WHAT IS NEEDED: Each line containing the word "desc" must be collected.
== DATA LISTING ==
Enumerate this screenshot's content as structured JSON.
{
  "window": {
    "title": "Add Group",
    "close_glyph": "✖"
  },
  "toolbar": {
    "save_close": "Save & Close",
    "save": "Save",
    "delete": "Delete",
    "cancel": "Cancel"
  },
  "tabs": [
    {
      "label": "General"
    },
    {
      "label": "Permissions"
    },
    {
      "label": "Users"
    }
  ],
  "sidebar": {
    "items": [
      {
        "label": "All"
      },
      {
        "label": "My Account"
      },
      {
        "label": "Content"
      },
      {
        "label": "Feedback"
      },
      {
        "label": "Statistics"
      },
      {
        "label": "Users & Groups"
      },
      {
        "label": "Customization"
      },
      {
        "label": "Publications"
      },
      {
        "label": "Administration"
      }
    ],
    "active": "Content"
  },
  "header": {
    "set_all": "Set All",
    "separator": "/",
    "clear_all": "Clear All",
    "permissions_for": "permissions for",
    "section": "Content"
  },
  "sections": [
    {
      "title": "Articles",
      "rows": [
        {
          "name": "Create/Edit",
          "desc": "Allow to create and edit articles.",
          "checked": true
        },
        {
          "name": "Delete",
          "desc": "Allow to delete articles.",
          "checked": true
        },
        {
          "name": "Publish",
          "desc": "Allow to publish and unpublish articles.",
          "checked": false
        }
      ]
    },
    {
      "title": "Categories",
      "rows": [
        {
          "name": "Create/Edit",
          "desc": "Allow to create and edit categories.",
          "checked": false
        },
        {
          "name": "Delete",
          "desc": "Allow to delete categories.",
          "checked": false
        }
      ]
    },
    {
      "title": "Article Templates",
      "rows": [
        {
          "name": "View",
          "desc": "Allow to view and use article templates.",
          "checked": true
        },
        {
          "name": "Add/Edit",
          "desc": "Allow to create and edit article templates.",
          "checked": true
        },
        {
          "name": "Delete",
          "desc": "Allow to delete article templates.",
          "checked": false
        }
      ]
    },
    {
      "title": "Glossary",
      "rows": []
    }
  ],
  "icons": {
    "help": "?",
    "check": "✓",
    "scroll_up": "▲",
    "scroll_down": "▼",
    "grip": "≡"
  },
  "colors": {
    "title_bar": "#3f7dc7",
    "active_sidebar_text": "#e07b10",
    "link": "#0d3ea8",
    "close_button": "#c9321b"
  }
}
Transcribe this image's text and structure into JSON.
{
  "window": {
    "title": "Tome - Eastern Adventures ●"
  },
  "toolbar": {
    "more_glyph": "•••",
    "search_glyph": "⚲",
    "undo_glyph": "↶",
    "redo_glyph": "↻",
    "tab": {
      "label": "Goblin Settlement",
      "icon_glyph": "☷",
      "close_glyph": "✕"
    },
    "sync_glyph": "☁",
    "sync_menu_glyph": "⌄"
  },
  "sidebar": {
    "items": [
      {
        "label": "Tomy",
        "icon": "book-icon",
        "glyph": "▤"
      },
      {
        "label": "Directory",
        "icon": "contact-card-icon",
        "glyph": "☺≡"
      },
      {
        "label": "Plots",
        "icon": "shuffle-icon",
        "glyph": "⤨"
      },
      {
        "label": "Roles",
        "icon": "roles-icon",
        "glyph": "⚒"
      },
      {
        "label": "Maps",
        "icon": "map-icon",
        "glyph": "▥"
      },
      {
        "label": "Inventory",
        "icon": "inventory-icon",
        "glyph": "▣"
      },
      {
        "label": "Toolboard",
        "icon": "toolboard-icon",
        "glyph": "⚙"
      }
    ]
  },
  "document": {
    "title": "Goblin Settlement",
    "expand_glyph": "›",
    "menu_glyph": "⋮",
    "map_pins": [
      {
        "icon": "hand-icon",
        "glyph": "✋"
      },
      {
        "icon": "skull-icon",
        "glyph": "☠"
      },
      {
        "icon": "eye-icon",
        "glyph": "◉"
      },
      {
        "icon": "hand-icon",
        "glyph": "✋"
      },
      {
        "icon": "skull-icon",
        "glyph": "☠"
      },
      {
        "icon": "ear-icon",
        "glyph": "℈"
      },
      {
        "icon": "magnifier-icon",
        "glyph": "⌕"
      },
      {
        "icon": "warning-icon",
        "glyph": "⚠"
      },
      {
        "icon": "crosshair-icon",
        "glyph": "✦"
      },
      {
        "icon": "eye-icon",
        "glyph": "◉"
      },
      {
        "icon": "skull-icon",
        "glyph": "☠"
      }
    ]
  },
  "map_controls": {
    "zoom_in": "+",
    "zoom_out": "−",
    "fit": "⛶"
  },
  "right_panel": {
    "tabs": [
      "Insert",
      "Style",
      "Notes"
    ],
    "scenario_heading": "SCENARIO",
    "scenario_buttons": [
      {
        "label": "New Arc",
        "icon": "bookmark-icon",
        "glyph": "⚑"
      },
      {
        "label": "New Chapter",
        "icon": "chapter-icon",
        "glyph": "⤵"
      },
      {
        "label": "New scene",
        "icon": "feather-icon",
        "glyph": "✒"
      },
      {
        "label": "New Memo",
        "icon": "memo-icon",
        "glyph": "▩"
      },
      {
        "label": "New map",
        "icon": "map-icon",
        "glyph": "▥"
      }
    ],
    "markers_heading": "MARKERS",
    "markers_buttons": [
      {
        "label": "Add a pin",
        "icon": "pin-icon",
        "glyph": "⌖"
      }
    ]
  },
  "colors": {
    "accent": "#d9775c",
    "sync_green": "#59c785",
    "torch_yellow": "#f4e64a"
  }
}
===
THE RESULT:
          "desc": "Allow to create and edit articles.",
          "desc": "Allow to delete articles.",
          "desc": "Allow to publish and unpublish articles.",
          "desc": "Allow to create and edit categories.",
          "desc": "Allow to delete categories.",
          "desc": "Allow to view and use article templates.",
          "desc": "Allow to create and edit article templates.",
          "desc": "Allow to delete article templates.",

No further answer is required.